_Aim of the task_
Return the count of lines that hold the string "values", with no other words.

## Start

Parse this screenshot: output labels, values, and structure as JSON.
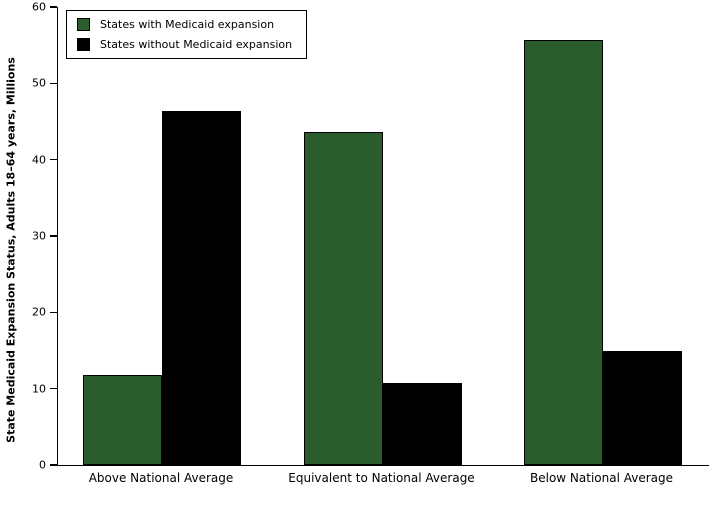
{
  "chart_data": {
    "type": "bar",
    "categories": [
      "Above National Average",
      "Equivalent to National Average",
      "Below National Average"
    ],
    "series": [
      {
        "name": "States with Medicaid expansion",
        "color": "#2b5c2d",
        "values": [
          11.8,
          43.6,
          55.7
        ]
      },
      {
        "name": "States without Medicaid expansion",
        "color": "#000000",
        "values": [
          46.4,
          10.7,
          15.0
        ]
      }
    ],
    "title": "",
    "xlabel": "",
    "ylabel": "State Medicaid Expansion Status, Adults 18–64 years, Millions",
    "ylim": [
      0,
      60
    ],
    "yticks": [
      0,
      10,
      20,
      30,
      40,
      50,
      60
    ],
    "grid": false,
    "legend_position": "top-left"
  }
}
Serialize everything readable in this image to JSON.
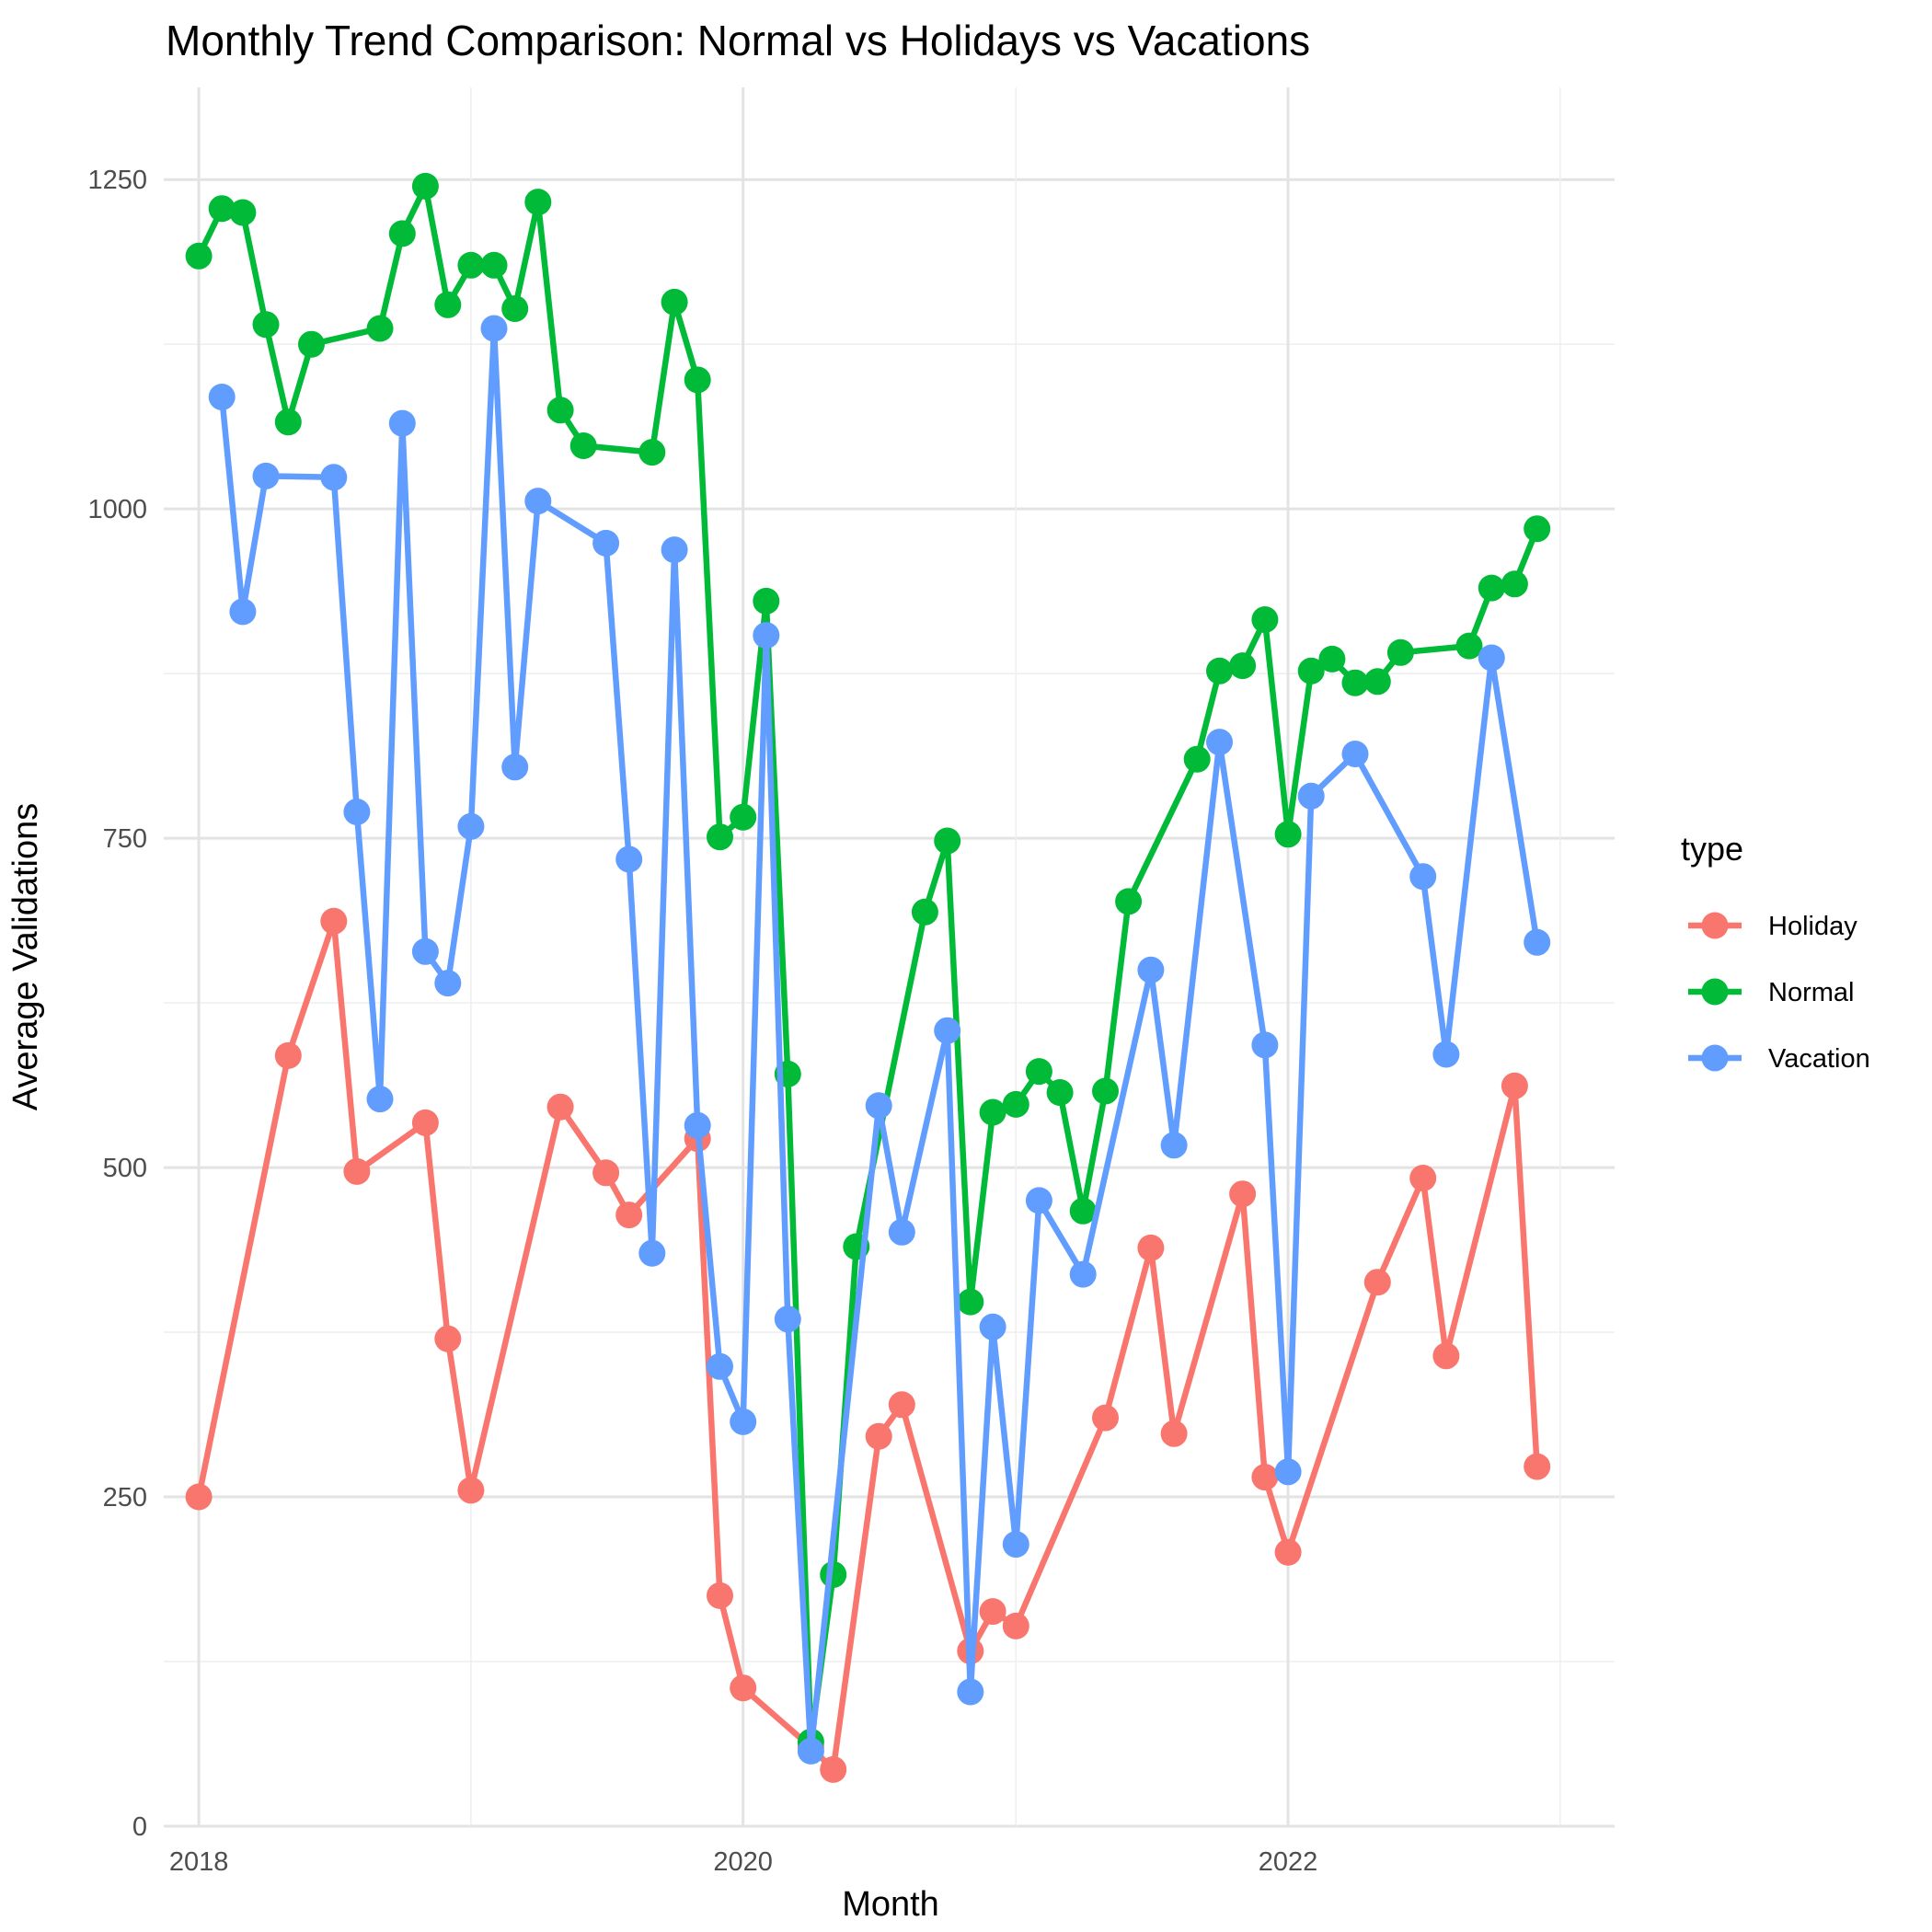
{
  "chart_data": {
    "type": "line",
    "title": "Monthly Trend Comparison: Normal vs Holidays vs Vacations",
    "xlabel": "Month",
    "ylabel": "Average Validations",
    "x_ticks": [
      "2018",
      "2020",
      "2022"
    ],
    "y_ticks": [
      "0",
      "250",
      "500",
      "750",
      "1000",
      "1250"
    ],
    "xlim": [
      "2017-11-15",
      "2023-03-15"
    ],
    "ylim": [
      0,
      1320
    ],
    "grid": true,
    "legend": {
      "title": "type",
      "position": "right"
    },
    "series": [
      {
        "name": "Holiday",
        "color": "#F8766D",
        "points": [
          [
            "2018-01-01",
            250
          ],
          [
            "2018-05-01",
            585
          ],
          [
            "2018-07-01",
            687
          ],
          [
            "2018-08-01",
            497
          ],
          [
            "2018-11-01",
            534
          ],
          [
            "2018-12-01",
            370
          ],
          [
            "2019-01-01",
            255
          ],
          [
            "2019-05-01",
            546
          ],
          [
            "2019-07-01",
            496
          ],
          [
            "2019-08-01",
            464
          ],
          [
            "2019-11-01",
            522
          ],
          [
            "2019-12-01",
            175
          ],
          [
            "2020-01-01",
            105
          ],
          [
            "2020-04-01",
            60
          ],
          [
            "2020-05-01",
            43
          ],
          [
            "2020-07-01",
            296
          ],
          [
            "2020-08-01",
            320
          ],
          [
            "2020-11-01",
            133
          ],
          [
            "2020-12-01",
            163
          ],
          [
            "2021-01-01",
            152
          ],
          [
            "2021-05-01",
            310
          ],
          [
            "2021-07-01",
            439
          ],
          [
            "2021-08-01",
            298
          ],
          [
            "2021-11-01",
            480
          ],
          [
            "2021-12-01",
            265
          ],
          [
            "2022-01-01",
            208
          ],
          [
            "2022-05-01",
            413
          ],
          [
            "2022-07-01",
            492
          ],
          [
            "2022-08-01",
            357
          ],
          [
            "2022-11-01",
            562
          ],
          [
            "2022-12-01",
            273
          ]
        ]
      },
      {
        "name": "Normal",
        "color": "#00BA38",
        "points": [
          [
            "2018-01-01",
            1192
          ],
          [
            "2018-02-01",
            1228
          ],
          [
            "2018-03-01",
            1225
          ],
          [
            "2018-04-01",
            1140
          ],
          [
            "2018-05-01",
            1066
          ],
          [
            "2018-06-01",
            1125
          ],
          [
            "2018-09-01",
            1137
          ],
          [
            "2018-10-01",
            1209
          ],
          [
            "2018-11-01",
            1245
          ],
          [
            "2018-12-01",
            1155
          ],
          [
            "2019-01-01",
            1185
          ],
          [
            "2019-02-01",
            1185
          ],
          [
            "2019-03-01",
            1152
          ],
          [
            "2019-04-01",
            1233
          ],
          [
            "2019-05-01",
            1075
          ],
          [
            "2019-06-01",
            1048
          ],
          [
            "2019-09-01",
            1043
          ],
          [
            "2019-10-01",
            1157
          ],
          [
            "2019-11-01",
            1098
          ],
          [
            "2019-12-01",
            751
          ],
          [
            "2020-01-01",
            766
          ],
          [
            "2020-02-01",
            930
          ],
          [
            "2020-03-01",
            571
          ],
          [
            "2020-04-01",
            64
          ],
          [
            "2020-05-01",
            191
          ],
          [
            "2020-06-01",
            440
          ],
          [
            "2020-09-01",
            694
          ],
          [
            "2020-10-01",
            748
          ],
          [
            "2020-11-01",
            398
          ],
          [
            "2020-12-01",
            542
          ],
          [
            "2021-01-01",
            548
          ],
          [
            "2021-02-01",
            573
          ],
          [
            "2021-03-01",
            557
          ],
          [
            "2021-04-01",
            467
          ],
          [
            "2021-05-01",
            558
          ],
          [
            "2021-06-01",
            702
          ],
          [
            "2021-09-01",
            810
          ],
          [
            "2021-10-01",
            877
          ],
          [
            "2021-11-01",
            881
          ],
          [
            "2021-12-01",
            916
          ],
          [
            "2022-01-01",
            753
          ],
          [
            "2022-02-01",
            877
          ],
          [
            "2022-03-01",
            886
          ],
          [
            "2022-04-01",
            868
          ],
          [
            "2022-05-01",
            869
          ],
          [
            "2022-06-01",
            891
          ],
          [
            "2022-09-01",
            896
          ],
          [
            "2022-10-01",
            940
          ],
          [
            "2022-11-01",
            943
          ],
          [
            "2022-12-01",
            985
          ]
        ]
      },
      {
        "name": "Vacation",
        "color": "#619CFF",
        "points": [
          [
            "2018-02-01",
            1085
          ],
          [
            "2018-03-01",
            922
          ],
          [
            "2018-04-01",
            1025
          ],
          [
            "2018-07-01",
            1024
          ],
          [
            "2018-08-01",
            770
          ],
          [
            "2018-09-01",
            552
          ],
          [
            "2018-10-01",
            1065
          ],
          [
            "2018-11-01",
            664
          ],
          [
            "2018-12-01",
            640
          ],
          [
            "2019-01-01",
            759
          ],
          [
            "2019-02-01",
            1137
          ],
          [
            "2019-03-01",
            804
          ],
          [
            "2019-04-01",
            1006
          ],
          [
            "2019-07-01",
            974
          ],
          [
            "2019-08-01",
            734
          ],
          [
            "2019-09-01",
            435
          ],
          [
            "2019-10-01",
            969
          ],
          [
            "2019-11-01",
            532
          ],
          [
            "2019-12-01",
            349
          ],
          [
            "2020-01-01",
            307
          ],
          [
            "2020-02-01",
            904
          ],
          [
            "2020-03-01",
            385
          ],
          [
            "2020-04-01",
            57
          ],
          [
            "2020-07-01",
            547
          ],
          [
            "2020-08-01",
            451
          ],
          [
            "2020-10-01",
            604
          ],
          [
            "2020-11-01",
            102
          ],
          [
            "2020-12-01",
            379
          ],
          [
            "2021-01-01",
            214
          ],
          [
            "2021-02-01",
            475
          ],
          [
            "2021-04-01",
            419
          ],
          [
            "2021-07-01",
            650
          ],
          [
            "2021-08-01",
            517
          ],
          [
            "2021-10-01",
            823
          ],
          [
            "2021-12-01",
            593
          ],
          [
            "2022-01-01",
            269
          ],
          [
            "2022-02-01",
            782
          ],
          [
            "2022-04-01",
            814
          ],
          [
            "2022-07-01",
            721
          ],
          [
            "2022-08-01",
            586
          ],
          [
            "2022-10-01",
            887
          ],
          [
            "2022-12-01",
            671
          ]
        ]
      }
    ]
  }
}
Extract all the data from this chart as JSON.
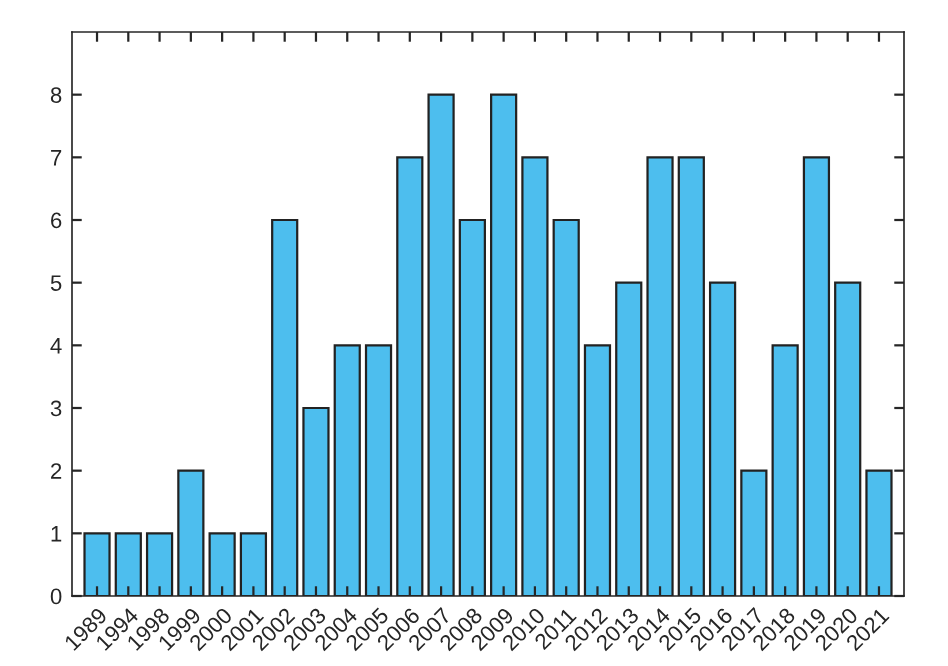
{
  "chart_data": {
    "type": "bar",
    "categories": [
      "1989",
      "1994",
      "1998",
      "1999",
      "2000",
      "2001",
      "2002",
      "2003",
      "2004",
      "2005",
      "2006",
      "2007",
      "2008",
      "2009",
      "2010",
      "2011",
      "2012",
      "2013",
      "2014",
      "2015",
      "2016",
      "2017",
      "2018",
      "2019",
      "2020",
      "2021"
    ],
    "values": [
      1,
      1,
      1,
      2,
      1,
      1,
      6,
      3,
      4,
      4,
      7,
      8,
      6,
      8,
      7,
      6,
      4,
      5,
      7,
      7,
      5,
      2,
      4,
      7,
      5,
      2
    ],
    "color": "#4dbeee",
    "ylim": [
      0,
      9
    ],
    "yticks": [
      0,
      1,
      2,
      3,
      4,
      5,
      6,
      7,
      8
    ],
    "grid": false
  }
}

## End

_Problem solution_
4